● Objective: Each line below either holds the string "cancel" or doesn't. Count those that do and give only the number.

● Data for this exercise:
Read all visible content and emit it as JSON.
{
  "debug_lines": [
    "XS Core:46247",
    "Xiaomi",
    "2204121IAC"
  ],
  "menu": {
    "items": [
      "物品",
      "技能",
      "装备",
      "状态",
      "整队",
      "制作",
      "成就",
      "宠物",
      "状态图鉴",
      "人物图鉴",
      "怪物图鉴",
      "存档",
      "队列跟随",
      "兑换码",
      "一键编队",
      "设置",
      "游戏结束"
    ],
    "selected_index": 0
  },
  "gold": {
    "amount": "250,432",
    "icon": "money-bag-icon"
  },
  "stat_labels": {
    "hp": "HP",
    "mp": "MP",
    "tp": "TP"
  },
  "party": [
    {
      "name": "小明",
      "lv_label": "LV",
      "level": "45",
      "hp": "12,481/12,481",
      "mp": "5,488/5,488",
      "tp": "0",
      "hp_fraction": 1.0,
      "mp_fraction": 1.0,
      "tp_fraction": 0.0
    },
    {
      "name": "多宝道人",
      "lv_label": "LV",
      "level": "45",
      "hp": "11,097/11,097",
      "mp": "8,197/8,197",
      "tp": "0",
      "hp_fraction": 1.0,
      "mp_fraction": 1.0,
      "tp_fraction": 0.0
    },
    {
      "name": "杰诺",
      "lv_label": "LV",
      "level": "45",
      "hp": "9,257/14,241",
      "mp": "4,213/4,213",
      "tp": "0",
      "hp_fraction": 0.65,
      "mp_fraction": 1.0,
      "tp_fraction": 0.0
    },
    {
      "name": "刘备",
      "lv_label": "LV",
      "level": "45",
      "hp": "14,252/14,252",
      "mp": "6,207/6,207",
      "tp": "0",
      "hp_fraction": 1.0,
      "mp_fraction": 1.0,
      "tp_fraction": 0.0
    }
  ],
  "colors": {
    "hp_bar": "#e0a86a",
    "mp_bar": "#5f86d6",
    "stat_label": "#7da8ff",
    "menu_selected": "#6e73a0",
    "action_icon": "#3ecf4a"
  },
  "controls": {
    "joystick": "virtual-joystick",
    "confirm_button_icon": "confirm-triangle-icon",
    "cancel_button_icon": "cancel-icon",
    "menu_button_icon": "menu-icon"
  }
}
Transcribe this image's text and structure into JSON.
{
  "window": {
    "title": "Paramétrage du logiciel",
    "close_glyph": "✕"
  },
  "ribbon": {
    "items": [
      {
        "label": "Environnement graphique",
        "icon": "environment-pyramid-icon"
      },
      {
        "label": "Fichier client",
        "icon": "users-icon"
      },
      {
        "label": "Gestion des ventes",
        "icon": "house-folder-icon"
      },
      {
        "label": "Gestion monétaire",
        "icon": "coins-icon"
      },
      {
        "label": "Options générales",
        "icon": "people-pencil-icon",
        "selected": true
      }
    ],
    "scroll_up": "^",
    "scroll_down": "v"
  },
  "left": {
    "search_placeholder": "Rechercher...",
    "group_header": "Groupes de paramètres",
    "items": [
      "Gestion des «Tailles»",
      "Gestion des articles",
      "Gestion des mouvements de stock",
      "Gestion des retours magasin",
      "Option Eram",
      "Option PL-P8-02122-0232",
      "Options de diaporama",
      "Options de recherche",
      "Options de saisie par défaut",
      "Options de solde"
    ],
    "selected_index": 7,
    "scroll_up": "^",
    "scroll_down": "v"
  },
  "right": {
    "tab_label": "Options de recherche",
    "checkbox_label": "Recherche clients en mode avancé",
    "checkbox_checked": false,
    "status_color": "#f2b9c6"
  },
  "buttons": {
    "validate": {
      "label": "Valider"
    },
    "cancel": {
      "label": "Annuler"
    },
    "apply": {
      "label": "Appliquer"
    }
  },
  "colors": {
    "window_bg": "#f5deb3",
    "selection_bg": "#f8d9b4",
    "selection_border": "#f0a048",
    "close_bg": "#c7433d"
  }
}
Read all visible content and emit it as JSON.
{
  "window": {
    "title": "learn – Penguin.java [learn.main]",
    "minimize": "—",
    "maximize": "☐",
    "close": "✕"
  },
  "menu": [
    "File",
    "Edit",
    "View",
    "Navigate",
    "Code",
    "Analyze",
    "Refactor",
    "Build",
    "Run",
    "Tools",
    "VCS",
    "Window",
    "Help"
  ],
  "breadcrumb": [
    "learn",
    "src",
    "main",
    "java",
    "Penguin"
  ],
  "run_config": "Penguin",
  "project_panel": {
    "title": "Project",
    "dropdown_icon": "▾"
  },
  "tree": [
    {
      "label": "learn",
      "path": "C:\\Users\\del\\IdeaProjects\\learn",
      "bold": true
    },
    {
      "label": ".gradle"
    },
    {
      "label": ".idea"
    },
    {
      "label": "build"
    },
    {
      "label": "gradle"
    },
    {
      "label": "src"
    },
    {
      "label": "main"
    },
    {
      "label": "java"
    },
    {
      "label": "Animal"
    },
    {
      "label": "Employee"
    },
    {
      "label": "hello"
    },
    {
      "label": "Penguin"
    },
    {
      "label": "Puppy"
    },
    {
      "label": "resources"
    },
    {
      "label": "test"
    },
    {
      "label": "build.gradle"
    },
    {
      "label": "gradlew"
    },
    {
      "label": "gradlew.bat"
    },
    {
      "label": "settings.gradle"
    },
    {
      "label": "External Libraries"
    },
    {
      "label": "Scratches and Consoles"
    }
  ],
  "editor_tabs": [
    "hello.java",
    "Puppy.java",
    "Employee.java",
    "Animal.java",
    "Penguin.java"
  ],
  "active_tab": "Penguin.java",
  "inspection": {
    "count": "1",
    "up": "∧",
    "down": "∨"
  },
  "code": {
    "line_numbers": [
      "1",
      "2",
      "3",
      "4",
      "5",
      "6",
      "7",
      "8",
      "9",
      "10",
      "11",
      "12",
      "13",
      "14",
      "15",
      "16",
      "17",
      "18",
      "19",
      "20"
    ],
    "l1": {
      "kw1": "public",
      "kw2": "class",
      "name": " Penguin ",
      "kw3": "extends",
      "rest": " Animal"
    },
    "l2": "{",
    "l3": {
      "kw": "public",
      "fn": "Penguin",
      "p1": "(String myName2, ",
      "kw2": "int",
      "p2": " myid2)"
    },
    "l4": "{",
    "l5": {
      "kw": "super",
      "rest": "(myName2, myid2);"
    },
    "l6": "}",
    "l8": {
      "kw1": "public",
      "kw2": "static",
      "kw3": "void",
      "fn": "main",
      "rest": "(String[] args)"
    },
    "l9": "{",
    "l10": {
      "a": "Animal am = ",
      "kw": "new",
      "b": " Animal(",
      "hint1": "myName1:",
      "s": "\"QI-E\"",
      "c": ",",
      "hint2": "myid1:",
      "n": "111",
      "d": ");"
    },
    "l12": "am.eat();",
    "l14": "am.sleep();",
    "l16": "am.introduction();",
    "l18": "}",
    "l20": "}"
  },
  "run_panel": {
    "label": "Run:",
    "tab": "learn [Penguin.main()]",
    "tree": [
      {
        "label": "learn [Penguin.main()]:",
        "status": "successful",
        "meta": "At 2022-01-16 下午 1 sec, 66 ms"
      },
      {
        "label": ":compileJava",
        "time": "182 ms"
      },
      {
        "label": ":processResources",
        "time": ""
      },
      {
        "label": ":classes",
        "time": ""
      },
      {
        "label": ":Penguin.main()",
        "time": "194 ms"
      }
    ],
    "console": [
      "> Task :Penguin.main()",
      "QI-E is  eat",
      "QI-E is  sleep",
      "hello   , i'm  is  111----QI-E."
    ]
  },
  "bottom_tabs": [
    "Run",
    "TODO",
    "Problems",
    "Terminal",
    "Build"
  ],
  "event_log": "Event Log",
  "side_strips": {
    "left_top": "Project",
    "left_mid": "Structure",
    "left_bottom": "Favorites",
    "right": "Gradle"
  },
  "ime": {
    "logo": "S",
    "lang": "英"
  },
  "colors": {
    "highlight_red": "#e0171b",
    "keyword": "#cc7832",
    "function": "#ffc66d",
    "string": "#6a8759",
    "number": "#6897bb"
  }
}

● Complete output: 2